STATED PROBLEM> Find every line below that contains the word "test" and copy it out.

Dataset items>
........
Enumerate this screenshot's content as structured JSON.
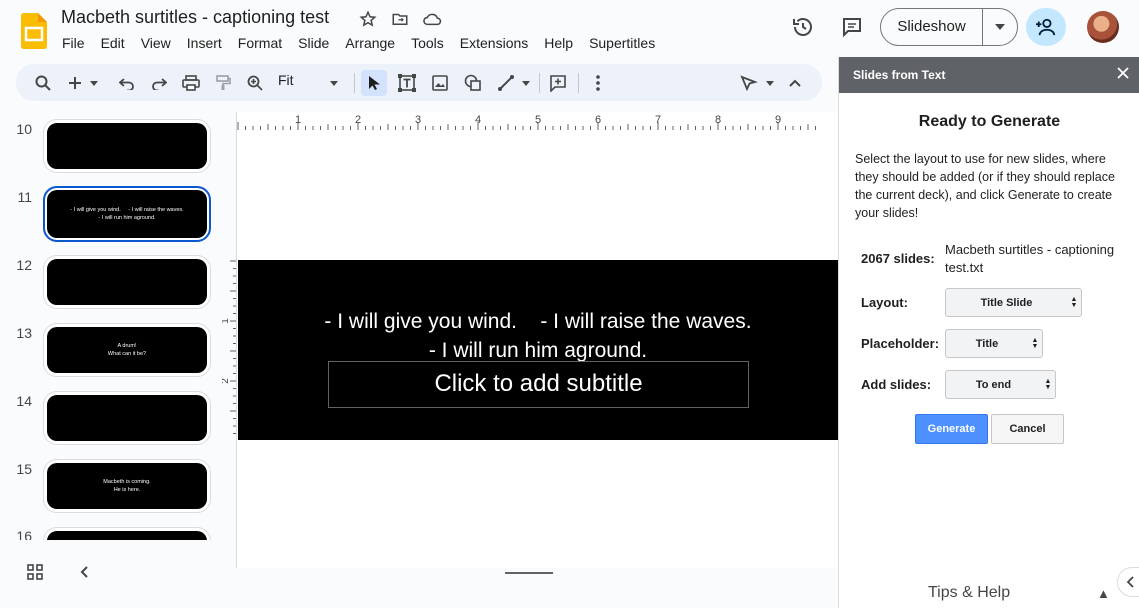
{
  "app": {
    "doc_title": "Macbeth surtitles - captioning test",
    "menu": [
      "File",
      "Edit",
      "View",
      "Insert",
      "Format",
      "Slide",
      "Arrange",
      "Tools",
      "Extensions",
      "Help",
      "Supertitles"
    ],
    "slideshow_label": "Slideshow"
  },
  "toolbar": {
    "zoom_value": "Fit"
  },
  "filmstrip": {
    "slides": [
      {
        "num": "10",
        "lines": []
      },
      {
        "num": "11",
        "lines": [
          "- I will give you wind.     - I will raise the waves.",
          "- I will run him aground."
        ],
        "selected": true
      },
      {
        "num": "12",
        "lines": []
      },
      {
        "num": "13",
        "lines": [
          "A drum!",
          "What can it be?"
        ]
      },
      {
        "num": "14",
        "lines": []
      },
      {
        "num": "15",
        "lines": [
          "Macbeth is coming.",
          "He is here."
        ]
      },
      {
        "num": "16",
        "lines": []
      }
    ]
  },
  "ruler": {
    "top_labels": [
      "1",
      "2",
      "3",
      "4",
      "5",
      "6",
      "7",
      "8",
      "9"
    ],
    "left_labels": [
      "1",
      "2"
    ]
  },
  "slide": {
    "title_line1": "- I will give you wind.    - I will raise the waves.",
    "title_line2": "- I will run him aground.",
    "subtitle_placeholder": "Click to add subtitle"
  },
  "panel": {
    "title": "Slides from Text",
    "heading": "Ready to Generate",
    "description": "Select the layout to use for new slides, where they should be added (or if they should replace the current deck), and click Generate to create your slides!",
    "count_label": "2067 slides:",
    "file_name": "Macbeth surtitles - captioning test.txt",
    "layout_label": "Layout:",
    "layout_value": "Title Slide",
    "placeholder_label": "Placeholder:",
    "placeholder_value": "Title",
    "add_label": "Add slides:",
    "add_value": "To end",
    "generate_label": "Generate",
    "cancel_label": "Cancel",
    "tips_label": "Tips & Help",
    "tips_arrow": "▲"
  }
}
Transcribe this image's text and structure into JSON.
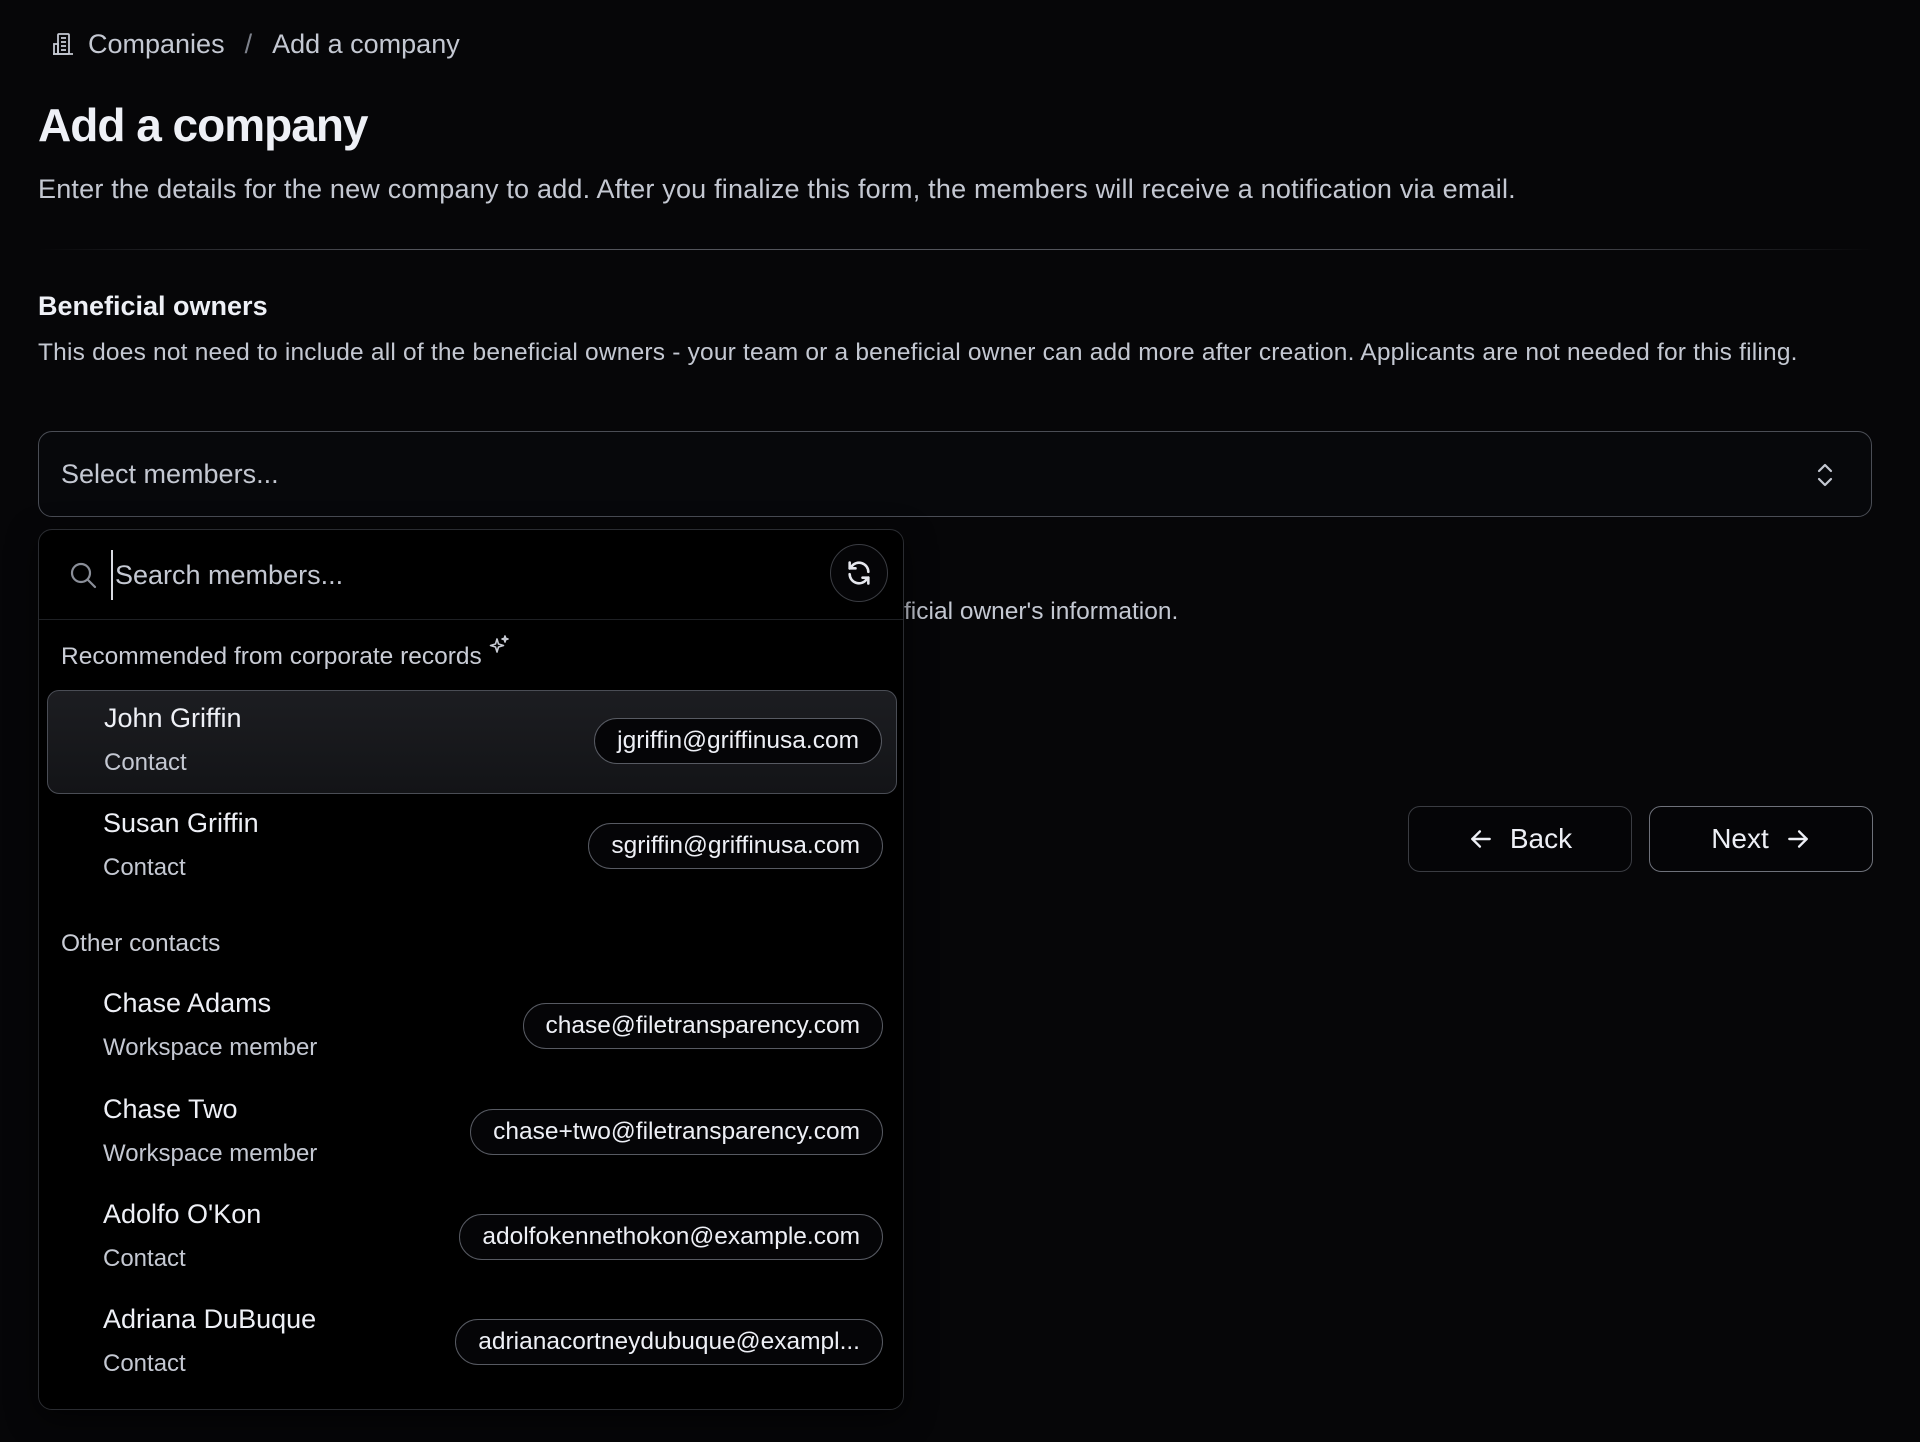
{
  "breadcrumb": {
    "icon": "building-icon",
    "items": [
      "Companies",
      "Add a company"
    ],
    "separator": "/"
  },
  "header": {
    "title": "Add a company",
    "subtitle": "Enter the details for the new company to add. After you finalize this form, the members will receive a notification via email."
  },
  "section": {
    "title": "Beneficial owners",
    "description": "This does not need to include all of the beneficial owners - your team or a beneficial owner can add more after creation. Applicants are not needed for this filing.",
    "obscured_text": "ficial owner's information."
  },
  "select": {
    "placeholder": "Select members...",
    "icon": "chevrons-up-down-icon"
  },
  "dropdown": {
    "search_placeholder": "Search members...",
    "search_value": "",
    "refresh_icon": "refresh-icon",
    "groups": [
      {
        "label": "Recommended from corporate records",
        "icon": "sparkle-icon",
        "items": [
          {
            "name": "John Griffin",
            "role": "Contact",
            "email": "jgriffin@griffinusa.com",
            "highlighted": true
          },
          {
            "name": "Susan Griffin",
            "role": "Contact",
            "email": "sgriffin@griffinusa.com",
            "highlighted": false
          }
        ]
      },
      {
        "label": "Other contacts",
        "items": [
          {
            "name": "Chase Adams",
            "role": "Workspace member",
            "email": "chase@filetransparency.com"
          },
          {
            "name": "Chase Two",
            "role": "Workspace member",
            "email": "chase+two@filetransparency.com"
          },
          {
            "name": "Adolfo O'Kon",
            "role": "Contact",
            "email": "adolfokennethokon@example.com"
          },
          {
            "name": "Adriana DuBuque",
            "role": "Contact",
            "email": "adrianacortneydubuque@exampl..."
          }
        ]
      }
    ]
  },
  "actions": {
    "back_label": "Back",
    "next_label": "Next"
  }
}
........
SOLUTION FOR THIS EXERCISE>
    "doc_title": "Macbeth surtitles - captioning test",
    "file_name": "Macbeth surtitles - captioning test.txt",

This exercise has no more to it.